■ Goal: Go through the material below and copy all lines with "legend".

Items from a data source
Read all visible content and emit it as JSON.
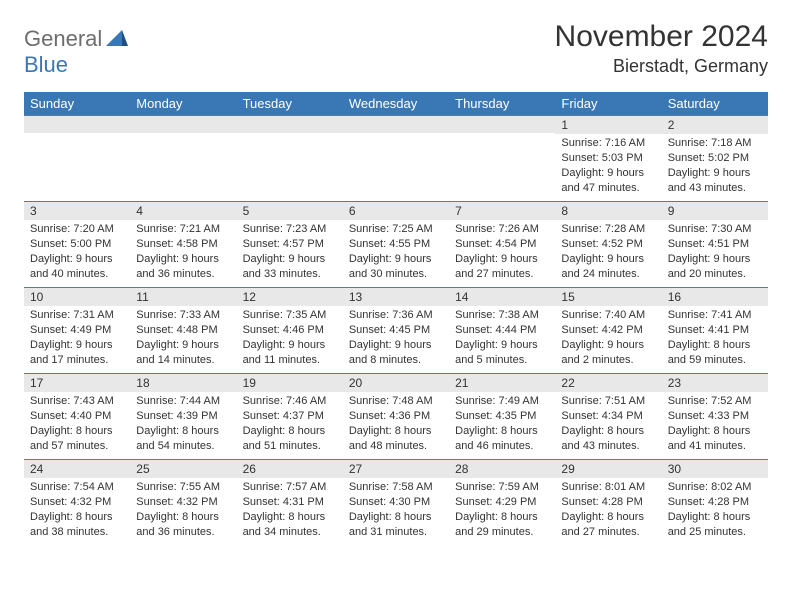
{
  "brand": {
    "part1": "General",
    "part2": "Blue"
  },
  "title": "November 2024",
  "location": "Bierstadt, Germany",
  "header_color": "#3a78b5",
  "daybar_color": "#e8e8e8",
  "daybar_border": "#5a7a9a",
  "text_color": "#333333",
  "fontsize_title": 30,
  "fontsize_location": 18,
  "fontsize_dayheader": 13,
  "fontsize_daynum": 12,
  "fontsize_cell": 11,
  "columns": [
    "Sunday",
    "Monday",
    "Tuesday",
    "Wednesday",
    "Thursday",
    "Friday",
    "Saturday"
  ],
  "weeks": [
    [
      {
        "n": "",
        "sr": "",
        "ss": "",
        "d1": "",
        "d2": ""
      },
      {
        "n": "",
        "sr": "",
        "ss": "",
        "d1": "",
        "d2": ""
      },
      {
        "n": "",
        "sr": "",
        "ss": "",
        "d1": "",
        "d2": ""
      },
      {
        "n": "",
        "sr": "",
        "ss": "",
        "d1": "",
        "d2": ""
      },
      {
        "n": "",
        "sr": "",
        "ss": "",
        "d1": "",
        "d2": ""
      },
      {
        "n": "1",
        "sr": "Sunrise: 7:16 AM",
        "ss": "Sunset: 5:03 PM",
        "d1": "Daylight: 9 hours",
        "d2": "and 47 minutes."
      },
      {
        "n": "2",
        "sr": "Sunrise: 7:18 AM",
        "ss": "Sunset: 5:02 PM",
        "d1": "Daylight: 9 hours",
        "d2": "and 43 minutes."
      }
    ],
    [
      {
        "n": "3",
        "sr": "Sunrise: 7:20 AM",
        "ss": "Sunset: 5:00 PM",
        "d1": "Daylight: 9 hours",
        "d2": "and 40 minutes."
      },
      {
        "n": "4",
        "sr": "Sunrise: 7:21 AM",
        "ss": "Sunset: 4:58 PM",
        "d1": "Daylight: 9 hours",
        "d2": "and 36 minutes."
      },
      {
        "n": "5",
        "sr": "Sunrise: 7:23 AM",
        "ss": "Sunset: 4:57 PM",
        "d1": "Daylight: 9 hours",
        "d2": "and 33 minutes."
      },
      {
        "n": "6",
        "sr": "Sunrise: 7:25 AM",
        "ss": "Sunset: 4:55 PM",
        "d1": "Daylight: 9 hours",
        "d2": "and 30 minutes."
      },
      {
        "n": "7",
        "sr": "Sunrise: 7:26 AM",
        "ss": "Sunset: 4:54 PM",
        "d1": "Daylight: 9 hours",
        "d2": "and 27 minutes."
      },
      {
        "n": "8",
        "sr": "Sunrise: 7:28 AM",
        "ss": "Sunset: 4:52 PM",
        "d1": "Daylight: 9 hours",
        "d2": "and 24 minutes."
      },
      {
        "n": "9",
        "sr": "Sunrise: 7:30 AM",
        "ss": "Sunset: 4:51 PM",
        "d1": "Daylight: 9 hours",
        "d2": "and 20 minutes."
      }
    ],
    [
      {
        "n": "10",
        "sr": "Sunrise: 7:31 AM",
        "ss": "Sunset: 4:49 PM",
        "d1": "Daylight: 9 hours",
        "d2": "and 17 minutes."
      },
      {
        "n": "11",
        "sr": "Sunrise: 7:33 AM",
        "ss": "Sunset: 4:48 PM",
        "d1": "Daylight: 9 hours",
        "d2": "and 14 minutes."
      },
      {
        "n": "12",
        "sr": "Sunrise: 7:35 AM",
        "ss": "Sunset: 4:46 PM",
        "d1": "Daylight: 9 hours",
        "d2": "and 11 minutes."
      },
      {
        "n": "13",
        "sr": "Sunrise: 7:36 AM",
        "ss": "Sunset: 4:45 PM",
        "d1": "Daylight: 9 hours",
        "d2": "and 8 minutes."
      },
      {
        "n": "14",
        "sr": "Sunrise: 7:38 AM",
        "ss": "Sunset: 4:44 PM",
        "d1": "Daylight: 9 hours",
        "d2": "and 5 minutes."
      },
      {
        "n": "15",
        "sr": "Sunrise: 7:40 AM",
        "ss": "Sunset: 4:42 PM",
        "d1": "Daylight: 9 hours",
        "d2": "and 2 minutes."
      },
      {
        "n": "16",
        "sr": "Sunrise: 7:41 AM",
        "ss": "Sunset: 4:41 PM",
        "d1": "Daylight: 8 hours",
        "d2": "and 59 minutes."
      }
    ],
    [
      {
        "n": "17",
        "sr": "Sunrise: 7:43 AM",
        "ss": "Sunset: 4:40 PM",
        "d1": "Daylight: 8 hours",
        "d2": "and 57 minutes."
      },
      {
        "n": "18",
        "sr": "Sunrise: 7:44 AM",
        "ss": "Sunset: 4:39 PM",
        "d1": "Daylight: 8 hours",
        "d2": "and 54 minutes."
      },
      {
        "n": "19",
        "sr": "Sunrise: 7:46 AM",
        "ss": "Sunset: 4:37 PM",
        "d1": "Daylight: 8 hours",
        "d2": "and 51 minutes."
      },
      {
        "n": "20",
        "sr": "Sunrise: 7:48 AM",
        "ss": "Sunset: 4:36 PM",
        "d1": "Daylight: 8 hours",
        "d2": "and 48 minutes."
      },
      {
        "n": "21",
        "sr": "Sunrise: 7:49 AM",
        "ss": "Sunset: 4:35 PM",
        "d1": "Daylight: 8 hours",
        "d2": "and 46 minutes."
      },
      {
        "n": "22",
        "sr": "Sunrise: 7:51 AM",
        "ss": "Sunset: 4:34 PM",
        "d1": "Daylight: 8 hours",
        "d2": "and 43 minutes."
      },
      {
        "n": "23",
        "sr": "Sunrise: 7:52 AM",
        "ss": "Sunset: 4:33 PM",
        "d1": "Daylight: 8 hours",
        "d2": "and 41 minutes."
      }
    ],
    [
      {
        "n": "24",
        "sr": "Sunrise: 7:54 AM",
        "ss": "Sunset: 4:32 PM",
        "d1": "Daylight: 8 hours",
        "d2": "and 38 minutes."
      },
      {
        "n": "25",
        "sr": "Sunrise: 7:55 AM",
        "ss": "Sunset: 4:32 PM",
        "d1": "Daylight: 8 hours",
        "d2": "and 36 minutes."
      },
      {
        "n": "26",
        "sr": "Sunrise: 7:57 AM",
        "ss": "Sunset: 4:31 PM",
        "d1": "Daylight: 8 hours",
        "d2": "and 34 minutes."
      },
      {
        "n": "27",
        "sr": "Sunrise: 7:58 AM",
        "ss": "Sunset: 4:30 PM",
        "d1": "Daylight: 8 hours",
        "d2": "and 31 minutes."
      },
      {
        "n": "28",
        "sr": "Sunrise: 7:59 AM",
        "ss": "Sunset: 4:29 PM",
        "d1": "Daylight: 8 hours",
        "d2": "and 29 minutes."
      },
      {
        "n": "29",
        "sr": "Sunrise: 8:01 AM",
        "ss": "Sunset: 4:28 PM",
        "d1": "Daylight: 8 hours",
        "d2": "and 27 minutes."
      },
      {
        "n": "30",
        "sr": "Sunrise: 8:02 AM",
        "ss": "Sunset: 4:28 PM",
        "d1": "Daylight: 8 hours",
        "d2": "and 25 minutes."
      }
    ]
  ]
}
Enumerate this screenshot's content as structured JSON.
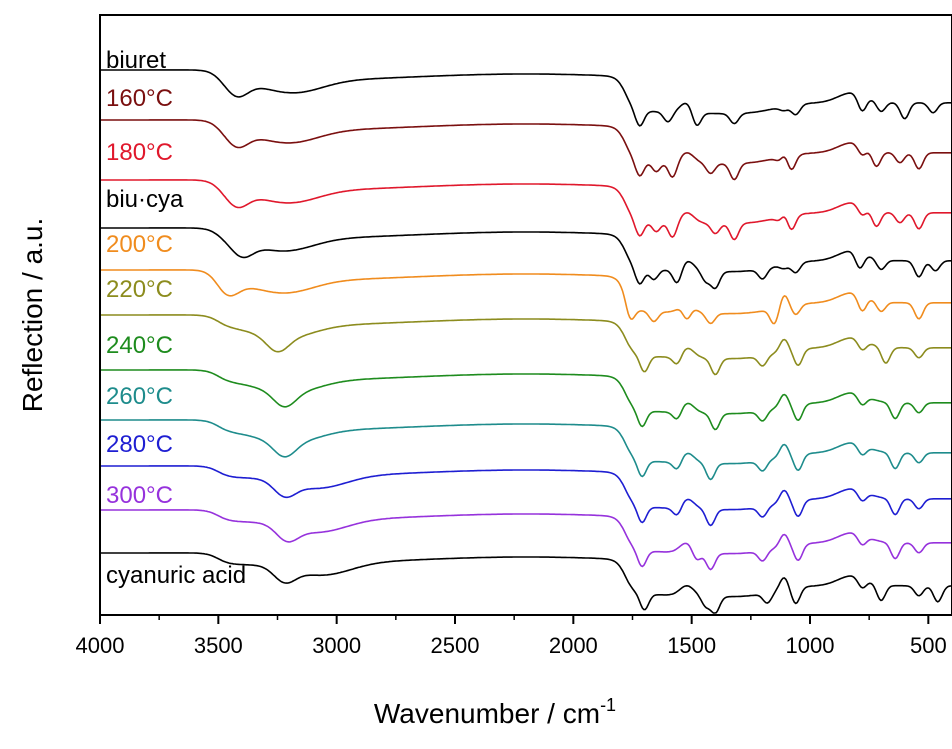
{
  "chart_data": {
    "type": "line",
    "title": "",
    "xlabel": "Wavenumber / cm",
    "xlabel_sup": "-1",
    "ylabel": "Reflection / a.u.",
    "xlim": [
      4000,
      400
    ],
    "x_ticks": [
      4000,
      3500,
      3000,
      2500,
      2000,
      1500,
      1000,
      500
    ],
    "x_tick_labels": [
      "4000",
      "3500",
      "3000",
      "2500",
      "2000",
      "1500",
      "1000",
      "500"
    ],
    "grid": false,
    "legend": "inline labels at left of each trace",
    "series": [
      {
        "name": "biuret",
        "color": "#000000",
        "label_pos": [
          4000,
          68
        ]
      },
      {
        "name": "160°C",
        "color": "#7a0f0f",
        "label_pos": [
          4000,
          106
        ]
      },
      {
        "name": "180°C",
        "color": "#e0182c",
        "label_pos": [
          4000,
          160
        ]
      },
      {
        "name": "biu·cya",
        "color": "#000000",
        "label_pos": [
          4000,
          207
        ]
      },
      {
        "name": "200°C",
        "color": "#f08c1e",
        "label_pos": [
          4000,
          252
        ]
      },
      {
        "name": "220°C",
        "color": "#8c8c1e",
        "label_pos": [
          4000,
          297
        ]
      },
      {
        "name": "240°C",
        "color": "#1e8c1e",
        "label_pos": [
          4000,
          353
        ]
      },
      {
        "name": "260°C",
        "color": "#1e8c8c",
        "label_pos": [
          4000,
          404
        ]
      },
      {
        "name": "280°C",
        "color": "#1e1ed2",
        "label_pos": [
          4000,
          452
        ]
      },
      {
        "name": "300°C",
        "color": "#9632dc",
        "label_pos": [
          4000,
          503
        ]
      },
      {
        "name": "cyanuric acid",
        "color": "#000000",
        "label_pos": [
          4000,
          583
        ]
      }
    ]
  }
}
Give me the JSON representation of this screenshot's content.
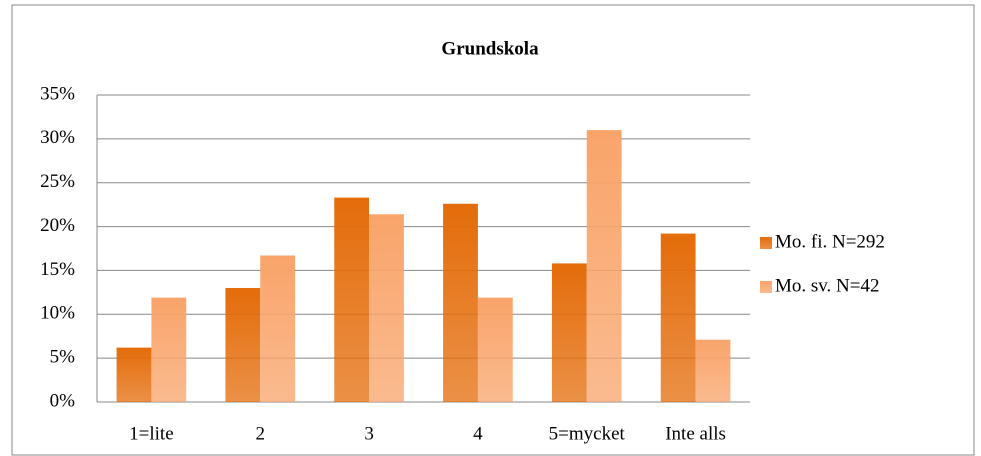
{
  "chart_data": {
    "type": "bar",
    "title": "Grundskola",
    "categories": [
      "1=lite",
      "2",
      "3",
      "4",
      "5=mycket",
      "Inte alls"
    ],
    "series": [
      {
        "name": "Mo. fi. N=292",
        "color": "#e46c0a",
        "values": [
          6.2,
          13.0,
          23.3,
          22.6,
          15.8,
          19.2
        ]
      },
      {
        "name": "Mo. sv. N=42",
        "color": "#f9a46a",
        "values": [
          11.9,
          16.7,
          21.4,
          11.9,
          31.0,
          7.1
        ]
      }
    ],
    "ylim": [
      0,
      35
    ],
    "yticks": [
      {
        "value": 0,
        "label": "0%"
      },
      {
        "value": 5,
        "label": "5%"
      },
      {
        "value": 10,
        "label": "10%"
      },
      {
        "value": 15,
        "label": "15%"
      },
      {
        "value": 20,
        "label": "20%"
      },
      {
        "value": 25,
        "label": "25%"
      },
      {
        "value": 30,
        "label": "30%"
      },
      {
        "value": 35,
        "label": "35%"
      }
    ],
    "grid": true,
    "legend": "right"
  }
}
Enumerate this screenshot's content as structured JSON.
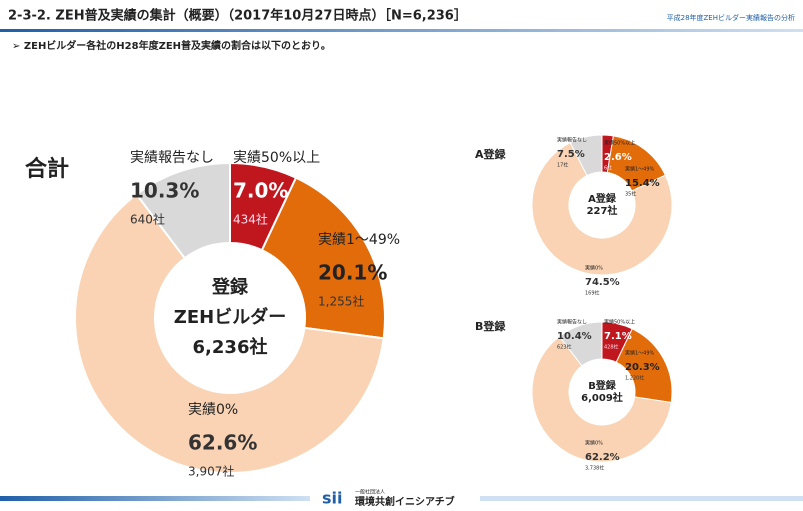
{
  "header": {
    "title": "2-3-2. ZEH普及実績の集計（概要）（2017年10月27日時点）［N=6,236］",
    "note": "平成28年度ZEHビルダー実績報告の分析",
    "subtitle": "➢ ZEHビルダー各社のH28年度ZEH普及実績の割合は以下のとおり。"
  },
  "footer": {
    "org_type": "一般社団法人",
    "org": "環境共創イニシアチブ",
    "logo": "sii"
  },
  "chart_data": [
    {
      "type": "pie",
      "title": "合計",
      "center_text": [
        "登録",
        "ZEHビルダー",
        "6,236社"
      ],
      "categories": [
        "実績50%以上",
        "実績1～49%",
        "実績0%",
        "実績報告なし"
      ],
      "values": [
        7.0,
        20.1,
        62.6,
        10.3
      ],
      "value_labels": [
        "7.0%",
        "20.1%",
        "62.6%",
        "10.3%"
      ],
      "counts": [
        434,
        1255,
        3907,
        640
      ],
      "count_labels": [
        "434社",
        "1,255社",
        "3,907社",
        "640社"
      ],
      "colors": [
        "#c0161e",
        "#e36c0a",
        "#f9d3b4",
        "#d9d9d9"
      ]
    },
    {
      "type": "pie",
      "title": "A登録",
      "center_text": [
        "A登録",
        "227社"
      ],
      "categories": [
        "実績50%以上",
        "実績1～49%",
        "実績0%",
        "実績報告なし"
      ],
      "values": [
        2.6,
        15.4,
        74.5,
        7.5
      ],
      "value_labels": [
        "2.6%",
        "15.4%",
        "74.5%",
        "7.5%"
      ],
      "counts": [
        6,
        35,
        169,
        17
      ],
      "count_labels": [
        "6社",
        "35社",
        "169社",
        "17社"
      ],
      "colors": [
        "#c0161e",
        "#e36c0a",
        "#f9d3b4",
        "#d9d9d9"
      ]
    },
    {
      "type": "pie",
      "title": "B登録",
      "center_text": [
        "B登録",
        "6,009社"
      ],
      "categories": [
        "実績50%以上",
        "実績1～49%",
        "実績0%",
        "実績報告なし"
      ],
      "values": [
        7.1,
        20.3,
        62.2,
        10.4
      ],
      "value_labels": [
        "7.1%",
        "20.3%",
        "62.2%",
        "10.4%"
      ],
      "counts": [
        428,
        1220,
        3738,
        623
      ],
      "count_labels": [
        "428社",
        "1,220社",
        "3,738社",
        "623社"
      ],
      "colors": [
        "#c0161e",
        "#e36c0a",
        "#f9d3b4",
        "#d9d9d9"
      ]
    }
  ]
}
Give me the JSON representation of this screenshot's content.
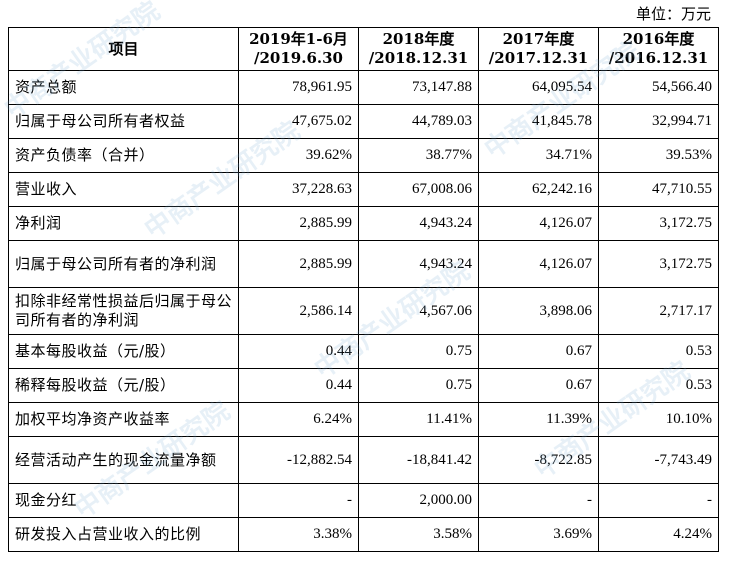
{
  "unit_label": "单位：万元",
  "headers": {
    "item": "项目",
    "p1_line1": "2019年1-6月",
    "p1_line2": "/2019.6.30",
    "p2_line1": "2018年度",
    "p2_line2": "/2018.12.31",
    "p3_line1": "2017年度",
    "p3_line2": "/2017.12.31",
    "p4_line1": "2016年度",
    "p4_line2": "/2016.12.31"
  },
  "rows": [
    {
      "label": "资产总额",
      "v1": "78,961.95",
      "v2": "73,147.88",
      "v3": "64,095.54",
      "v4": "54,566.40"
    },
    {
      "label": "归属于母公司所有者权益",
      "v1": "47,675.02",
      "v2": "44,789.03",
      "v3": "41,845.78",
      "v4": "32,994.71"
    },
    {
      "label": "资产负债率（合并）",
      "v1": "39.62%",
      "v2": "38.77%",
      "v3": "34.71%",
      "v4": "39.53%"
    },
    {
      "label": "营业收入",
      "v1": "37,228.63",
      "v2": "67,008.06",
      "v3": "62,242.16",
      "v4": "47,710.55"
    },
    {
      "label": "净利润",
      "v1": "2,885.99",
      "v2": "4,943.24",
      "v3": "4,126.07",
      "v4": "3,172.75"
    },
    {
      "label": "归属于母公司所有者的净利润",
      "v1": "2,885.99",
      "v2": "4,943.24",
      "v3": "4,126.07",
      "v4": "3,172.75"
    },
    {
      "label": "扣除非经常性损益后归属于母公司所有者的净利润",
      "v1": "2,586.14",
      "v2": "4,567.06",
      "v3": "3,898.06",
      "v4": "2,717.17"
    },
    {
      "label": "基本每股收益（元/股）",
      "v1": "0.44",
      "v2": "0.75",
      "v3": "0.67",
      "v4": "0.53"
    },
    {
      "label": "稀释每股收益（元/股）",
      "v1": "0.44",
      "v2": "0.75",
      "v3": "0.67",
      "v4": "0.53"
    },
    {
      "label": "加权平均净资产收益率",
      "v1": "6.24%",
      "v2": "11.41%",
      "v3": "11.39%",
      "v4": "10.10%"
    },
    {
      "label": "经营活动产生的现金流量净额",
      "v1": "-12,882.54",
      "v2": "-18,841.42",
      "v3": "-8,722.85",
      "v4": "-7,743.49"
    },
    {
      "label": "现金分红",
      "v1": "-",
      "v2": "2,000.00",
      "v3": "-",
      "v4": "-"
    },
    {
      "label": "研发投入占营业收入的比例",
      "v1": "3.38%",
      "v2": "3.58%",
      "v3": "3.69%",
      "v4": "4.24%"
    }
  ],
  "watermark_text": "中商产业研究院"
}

■ Exercise output:
    "legend": "inline labels at left of each trace",
    "legend": "right"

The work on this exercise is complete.